Exercise aim: Wherever a line in the data below holds "temperature", copy that line.

Dataset records:
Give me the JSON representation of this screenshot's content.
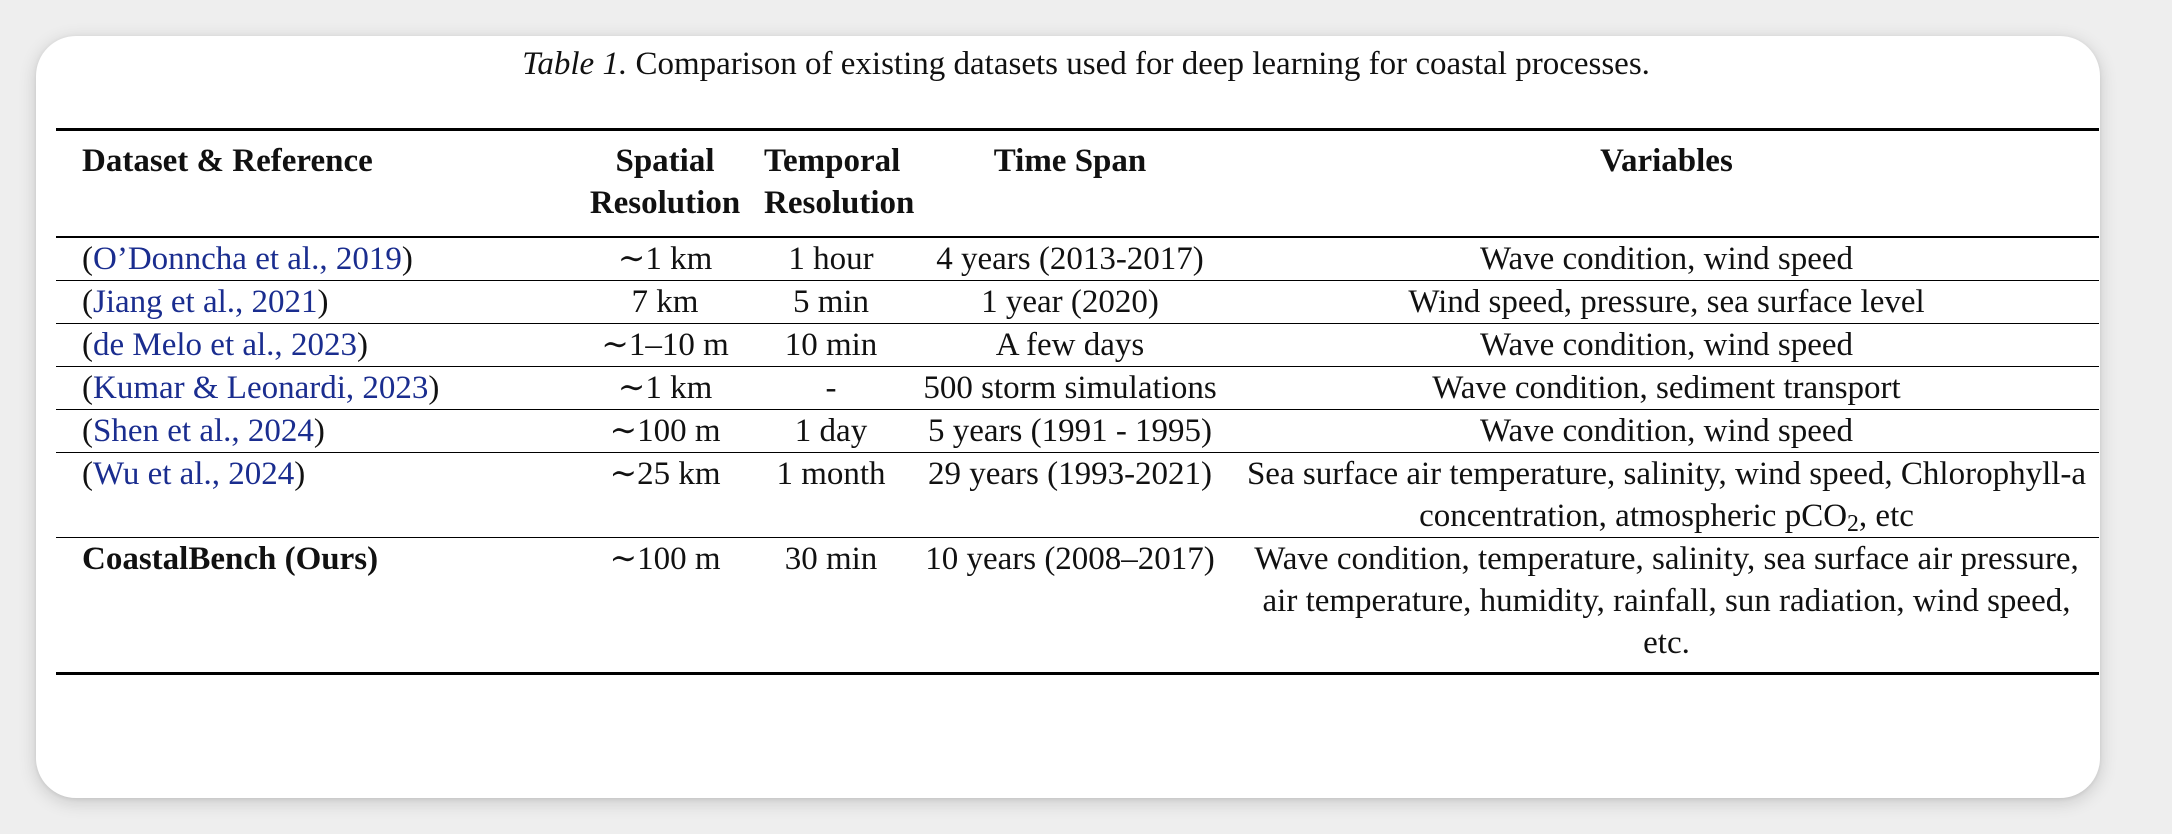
{
  "caption": {
    "label": "Table 1.",
    "text": "Comparison of existing datasets used for deep learning for coastal processes."
  },
  "headers": {
    "dataset": "Dataset & Reference",
    "spatial_1": "Spatial",
    "spatial_2": "Resolution",
    "temporal_1": "Temporal",
    "temporal_2": "Resolution",
    "time_span": "Time Span",
    "variables": "Variables"
  },
  "rows": [
    {
      "ref": "O’Donncha et al.,",
      "year": "2019",
      "spatial": "∼1 km",
      "temporal": "1 hour",
      "span": "4 years (2013-2017)",
      "variables": "Wave condition, wind speed"
    },
    {
      "ref": "Jiang et al.,",
      "year": "2021",
      "spatial": "7 km",
      "temporal": "5 min",
      "span": "1 year (2020)",
      "variables": "Wind speed, pressure, sea surface level"
    },
    {
      "ref": "de Melo et al.,",
      "year": "2023",
      "spatial": "∼1–10 m",
      "temporal": "10 min",
      "span": "A few days",
      "variables": "Wave condition, wind speed"
    },
    {
      "ref": "Kumar & Leonardi,",
      "year": "2023",
      "spatial": "∼1 km",
      "temporal": "-",
      "span": "500 storm simulations",
      "variables": "Wave condition, sediment transport"
    },
    {
      "ref": "Shen et al.,",
      "year": "2024",
      "spatial": "∼100 m",
      "temporal": "1 day",
      "span": "5 years (1991 - 1995)",
      "variables": "Wave condition, wind speed"
    },
    {
      "ref": "Wu et al.,",
      "year": "2024",
      "spatial": "∼25 km",
      "temporal": "1 month",
      "span": "29 years (1993-2021)",
      "variables_pre": "Sea surface air temperature, salinity, wind speed, Chlorophyll-a concentration, atmospheric pCO",
      "variables_sub": "2",
      "variables_post": ", etc"
    }
  ],
  "ours": {
    "name": "CoastalBench (Ours)",
    "spatial": "∼100 m",
    "temporal": "30 min",
    "span": "10 years (2008–2017)",
    "variables": "Wave condition, temperature, salinity, sea surface air pressure, air temperature, humidity, rainfall, sun radiation, wind speed, etc."
  },
  "colors": {
    "link": "#1a2d8f",
    "card": "#ffffff",
    "background": "#eeeeee"
  }
}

Answer to the exercise:
      "variables_pre": "Sea surface air temperature, salinity, wind speed, Chlorophyll-a concentration, atmospheric pCO",
    "variables": "Wave condition, temperature, salinity, sea surface air pressure, air temperature, humidity, rainfall, sun radiation, wind speed, etc."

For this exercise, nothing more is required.